• DATA FOR THE TASK:
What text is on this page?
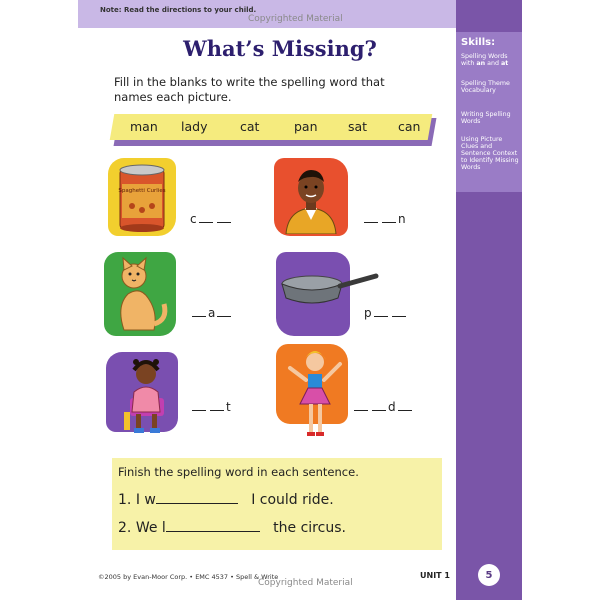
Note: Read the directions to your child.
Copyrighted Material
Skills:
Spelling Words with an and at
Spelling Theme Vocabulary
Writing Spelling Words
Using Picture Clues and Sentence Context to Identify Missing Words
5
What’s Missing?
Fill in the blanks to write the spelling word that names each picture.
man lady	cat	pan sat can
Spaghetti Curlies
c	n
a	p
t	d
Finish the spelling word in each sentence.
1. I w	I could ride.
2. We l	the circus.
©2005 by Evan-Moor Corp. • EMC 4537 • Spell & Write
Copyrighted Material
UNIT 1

• WRITTEN REQUEST:
Leave out every picture and copy the rest of the records exactly.

• TASK SOLUTION:
What text is on this page?
Note: Read the directions to your child.
Copyrighted Material
Skills:
Spelling Words with an and at
Spelling Theme Vocabulary
Writing Spelling Words
Using Picture Clues and Sentence Context to Identify Missing Words
5
What’s Missing?
Fill in the blanks to write the spelling word that names each picture.
man lady	cat	pan sat can
Spaghetti Curlies
c	n
a	p
t	d
Finish the spelling word in each sentence.
1. I w	I could ride.
2. We l	the circus.
©2005 by Evan-Moor Corp. • EMC 4537 • Spell & Write
Copyrighted Material
UNIT 1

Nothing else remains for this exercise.